Task statement: Extract every line below that contains the word "into".

Stored data
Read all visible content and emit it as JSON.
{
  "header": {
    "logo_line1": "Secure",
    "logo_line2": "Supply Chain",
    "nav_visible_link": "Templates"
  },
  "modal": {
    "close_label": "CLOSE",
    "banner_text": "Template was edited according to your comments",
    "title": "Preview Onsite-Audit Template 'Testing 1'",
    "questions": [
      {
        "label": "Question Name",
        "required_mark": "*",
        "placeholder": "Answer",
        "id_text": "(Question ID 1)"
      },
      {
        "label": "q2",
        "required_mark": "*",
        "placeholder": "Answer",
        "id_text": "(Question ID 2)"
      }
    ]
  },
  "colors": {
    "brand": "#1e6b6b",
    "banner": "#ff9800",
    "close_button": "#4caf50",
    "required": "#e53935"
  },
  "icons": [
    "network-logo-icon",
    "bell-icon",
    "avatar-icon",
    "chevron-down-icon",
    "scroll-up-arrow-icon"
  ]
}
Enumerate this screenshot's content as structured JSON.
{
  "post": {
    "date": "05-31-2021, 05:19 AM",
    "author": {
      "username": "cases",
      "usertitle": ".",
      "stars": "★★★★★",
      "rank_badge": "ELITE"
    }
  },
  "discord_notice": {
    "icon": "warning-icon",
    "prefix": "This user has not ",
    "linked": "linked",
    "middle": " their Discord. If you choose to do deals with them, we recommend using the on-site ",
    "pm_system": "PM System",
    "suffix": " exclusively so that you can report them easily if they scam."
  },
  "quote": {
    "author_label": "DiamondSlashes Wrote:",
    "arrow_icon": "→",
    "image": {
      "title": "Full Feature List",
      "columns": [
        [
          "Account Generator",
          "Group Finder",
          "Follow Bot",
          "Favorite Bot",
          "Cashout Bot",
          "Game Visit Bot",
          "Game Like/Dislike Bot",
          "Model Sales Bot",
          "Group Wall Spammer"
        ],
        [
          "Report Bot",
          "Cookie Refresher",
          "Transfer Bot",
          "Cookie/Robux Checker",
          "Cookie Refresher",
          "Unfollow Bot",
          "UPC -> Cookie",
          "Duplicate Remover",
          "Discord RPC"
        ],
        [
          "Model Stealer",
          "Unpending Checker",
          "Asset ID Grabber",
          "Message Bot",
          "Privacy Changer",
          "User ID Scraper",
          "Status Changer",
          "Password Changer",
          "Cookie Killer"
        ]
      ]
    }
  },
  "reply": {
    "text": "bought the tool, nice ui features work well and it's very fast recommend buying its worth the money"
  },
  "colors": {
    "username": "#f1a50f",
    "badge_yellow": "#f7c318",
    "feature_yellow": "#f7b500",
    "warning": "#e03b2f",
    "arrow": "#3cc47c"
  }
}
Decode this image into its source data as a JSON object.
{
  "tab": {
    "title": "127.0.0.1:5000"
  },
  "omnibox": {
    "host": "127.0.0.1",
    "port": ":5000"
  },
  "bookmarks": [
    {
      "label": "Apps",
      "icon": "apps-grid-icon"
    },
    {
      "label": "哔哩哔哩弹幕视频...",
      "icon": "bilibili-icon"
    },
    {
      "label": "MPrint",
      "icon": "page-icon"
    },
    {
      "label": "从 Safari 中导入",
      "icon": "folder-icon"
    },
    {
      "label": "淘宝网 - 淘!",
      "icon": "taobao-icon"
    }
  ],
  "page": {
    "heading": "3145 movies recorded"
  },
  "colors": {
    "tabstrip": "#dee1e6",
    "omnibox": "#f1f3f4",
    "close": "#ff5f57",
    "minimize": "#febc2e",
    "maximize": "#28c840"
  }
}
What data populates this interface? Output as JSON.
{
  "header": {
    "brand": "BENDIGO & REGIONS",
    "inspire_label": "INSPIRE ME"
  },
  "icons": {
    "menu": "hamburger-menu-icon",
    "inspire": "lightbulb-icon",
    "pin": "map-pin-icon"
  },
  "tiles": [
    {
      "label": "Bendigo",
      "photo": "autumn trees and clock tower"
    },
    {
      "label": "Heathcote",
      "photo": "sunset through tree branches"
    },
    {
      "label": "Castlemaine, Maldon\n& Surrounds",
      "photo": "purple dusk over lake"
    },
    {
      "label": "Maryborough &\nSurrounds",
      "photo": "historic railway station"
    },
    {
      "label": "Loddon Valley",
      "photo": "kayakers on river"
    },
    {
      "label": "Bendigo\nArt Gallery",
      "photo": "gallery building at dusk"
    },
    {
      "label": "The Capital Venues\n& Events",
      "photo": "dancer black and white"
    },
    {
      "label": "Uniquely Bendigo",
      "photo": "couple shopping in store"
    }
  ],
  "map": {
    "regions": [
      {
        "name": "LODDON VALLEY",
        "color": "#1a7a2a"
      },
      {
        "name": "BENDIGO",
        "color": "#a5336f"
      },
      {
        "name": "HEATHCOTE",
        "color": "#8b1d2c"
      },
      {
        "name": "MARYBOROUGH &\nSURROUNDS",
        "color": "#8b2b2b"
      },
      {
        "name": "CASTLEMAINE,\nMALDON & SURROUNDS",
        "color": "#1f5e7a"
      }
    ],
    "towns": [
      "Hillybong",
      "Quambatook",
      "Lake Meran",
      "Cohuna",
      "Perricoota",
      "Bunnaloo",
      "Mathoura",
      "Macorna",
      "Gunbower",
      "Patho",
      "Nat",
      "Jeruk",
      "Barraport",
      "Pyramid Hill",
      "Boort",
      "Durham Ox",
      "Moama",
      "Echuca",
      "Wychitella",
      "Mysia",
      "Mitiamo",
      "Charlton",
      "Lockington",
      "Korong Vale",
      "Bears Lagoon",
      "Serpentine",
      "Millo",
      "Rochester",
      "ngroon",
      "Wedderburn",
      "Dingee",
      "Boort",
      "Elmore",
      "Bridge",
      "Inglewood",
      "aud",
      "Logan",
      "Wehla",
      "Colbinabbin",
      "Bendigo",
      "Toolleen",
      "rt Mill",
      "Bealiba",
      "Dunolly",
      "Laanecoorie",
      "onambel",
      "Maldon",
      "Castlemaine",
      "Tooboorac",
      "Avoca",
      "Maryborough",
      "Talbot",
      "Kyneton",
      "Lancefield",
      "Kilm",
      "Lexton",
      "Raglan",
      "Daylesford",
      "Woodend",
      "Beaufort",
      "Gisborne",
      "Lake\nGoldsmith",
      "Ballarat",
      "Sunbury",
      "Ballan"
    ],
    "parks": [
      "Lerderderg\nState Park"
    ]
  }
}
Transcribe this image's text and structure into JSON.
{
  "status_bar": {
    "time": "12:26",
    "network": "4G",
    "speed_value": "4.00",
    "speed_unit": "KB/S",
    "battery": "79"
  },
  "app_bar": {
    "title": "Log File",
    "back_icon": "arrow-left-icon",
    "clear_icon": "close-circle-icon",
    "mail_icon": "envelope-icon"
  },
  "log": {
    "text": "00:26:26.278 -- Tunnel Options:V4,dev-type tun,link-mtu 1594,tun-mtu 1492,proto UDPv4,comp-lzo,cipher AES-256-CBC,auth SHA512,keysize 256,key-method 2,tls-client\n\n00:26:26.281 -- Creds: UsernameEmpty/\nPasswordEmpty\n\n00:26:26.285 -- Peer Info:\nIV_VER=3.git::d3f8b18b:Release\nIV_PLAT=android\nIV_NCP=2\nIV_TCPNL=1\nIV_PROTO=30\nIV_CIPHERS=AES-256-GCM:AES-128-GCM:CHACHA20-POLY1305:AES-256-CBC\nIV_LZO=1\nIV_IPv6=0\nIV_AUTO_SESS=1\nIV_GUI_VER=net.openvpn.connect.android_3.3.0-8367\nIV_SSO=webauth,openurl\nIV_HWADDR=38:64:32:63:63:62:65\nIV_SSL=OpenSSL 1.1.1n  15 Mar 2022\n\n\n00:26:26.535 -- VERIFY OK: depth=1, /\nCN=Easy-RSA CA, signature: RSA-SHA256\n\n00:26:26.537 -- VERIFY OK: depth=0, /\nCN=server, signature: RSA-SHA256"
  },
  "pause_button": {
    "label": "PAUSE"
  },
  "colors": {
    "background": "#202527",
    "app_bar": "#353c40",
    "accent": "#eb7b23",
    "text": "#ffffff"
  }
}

Written solution:
Decode this image into its source data as a JSON object.
Transcribe this image's text and structure into JSON.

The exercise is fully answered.